◆ Given entries
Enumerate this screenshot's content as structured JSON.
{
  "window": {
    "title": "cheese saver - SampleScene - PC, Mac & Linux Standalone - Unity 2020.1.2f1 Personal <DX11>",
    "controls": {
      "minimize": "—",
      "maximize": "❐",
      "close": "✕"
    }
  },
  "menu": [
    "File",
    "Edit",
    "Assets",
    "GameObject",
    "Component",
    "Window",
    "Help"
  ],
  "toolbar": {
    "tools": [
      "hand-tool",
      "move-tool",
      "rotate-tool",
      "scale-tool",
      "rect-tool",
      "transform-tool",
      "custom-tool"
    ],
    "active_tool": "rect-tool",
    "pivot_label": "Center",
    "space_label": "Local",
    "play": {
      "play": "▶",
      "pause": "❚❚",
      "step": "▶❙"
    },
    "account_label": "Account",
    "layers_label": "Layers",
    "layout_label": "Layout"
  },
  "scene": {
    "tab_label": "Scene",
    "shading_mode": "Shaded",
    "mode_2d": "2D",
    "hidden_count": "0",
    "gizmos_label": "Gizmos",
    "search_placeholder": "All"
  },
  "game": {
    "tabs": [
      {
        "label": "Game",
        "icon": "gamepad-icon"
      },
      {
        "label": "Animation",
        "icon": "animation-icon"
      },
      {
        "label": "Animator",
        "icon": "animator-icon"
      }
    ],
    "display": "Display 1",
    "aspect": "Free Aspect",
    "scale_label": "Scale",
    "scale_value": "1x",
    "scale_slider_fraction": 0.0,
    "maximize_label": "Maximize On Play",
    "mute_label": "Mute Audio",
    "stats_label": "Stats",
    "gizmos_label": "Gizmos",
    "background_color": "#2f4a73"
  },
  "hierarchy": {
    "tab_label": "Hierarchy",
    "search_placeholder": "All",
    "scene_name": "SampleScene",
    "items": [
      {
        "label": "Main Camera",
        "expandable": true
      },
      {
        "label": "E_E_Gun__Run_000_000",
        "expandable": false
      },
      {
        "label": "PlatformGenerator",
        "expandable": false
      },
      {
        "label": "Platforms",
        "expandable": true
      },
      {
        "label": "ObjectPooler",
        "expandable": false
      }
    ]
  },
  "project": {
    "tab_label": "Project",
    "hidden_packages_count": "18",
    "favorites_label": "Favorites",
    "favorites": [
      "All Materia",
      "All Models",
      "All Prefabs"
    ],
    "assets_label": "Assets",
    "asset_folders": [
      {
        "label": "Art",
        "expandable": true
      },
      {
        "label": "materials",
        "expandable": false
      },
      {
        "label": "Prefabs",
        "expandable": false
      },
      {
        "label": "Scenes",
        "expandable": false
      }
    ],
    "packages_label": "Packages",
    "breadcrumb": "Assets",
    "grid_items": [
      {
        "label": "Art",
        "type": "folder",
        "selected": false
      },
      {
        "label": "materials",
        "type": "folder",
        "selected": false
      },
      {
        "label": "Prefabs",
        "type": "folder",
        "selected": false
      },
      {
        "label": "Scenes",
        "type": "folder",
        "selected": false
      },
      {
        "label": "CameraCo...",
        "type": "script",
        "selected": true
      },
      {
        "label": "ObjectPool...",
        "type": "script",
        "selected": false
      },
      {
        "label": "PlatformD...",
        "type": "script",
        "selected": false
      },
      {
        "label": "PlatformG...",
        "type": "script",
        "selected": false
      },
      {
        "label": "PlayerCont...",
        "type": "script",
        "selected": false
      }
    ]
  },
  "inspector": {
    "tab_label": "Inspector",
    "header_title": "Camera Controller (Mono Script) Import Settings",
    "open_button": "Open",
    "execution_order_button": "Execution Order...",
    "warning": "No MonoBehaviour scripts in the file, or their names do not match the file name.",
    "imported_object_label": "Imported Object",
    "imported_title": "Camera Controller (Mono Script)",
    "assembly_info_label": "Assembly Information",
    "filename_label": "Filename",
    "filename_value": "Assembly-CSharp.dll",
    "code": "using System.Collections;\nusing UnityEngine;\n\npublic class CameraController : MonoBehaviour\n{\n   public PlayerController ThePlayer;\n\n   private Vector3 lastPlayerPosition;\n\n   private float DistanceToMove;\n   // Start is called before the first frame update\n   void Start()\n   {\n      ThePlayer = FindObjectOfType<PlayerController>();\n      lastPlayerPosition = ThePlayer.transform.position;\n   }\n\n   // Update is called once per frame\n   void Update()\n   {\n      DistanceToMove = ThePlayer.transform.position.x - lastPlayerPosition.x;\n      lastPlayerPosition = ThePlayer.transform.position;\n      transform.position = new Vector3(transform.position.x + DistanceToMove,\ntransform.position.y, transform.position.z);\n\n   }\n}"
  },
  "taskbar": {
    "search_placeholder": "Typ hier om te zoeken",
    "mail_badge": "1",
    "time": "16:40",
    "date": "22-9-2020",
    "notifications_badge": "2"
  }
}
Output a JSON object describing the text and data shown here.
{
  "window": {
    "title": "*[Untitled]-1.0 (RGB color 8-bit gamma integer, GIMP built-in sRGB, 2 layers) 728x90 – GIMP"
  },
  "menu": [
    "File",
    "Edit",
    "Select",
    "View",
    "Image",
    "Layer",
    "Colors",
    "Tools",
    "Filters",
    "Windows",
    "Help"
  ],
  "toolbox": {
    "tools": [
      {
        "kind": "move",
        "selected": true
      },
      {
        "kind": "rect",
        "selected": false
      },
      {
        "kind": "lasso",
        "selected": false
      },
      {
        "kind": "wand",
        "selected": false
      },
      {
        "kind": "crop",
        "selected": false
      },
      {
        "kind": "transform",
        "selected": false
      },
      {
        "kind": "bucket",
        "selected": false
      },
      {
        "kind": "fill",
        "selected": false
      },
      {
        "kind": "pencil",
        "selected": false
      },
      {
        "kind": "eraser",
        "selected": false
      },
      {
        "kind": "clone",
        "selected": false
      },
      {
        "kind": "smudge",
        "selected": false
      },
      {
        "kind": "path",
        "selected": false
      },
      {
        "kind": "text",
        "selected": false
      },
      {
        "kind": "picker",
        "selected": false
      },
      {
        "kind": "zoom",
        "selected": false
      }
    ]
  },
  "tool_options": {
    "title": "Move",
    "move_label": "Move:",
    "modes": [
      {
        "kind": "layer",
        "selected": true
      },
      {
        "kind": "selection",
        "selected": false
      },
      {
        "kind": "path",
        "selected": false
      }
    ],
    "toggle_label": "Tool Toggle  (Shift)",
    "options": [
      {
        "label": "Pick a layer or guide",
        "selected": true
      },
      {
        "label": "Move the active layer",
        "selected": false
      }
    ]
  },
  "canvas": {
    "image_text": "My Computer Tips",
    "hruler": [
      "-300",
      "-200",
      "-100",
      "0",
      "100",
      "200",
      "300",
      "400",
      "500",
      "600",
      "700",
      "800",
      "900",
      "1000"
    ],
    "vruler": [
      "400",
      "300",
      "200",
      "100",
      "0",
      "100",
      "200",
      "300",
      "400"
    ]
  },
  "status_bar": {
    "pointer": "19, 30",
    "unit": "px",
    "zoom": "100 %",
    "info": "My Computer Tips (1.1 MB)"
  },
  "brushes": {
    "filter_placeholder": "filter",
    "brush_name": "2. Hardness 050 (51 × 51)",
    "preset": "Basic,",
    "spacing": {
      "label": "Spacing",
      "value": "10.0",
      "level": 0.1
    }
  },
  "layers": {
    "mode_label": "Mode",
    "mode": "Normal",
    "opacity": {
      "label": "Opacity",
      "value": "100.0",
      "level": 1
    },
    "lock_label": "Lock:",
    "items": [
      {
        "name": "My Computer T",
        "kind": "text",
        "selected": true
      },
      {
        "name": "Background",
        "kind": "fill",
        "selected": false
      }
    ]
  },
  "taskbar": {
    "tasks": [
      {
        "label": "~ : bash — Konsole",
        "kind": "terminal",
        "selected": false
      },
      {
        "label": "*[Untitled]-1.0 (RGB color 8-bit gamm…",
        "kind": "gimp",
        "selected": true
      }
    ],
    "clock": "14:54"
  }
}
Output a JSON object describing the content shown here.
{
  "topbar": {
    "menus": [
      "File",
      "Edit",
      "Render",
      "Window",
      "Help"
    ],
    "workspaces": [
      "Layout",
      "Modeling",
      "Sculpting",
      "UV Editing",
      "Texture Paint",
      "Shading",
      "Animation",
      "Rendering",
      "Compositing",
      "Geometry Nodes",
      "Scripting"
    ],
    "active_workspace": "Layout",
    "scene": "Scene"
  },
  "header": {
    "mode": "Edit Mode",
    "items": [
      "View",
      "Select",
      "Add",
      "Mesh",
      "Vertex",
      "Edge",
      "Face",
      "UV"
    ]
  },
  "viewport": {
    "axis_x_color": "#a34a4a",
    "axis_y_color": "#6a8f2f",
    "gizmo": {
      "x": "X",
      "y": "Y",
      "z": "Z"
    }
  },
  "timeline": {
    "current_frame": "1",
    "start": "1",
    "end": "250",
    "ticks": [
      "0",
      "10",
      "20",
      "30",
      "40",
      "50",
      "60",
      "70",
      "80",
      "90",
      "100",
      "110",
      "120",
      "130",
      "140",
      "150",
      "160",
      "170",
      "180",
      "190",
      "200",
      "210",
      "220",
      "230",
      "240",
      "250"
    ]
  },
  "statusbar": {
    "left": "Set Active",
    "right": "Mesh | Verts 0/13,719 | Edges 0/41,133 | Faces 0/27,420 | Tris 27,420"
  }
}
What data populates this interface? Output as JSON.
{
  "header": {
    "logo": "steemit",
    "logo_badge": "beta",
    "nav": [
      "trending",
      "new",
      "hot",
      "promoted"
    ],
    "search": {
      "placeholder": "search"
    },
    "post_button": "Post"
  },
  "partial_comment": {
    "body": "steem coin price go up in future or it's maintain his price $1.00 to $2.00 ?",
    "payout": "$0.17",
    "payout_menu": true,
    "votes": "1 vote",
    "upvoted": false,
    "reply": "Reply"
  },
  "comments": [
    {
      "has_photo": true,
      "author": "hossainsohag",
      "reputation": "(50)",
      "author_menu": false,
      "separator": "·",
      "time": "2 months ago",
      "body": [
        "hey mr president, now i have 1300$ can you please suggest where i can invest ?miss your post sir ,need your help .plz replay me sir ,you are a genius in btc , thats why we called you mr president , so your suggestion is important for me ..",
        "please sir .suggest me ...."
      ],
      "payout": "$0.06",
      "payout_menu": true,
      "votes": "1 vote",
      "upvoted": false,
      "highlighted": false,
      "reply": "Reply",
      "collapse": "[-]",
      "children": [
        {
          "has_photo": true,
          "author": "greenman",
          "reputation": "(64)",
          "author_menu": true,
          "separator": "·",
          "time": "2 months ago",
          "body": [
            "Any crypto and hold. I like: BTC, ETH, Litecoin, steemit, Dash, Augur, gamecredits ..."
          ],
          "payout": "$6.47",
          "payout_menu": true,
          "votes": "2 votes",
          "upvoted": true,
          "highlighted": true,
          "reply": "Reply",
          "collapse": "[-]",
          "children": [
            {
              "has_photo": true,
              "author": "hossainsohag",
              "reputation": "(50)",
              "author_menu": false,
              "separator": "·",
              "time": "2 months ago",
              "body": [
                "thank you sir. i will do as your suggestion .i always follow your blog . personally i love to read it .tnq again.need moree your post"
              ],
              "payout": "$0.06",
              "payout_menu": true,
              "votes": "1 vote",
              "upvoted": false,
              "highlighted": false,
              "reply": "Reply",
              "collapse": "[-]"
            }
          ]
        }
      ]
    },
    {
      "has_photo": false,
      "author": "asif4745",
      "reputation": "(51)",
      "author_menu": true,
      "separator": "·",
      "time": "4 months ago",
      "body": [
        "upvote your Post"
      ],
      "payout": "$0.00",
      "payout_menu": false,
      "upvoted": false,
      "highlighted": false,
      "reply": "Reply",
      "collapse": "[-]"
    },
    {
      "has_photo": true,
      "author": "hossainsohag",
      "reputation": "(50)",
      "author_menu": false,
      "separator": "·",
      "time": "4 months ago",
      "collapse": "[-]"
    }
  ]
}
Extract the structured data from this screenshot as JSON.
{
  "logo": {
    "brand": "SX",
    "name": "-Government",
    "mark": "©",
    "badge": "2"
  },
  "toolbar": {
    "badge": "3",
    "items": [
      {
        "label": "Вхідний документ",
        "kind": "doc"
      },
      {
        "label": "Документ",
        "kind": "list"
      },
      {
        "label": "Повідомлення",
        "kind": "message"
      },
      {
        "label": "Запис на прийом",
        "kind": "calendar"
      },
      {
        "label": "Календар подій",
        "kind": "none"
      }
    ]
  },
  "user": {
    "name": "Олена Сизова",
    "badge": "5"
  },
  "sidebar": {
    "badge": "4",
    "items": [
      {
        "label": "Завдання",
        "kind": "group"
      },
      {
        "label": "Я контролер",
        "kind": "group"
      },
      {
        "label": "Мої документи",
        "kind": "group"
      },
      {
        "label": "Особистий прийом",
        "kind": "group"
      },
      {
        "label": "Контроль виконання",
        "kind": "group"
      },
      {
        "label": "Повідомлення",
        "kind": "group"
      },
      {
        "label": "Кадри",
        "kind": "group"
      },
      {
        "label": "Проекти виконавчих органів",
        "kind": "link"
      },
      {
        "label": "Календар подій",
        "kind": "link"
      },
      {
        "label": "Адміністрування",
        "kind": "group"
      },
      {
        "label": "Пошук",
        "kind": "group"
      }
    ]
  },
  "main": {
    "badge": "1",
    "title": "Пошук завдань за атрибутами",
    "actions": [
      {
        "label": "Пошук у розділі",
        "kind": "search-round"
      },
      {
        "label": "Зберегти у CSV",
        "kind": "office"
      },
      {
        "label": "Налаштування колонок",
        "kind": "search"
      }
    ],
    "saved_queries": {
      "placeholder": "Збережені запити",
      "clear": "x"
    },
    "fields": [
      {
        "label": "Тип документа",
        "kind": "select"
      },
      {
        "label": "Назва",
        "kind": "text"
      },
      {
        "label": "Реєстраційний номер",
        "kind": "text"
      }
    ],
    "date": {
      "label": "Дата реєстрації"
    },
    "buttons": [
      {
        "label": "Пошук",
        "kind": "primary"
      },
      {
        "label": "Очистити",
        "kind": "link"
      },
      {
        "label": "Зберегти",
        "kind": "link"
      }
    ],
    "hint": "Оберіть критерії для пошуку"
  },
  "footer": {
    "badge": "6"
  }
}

◆ Given task
From the entries above, copy every line containing the word "reputation".

◆ Correct response
      "reputation": "(50)",
          "reputation": "(64)",
              "reputation": "(50)",
      "reputation": "(51)",
      "reputation": "(50)",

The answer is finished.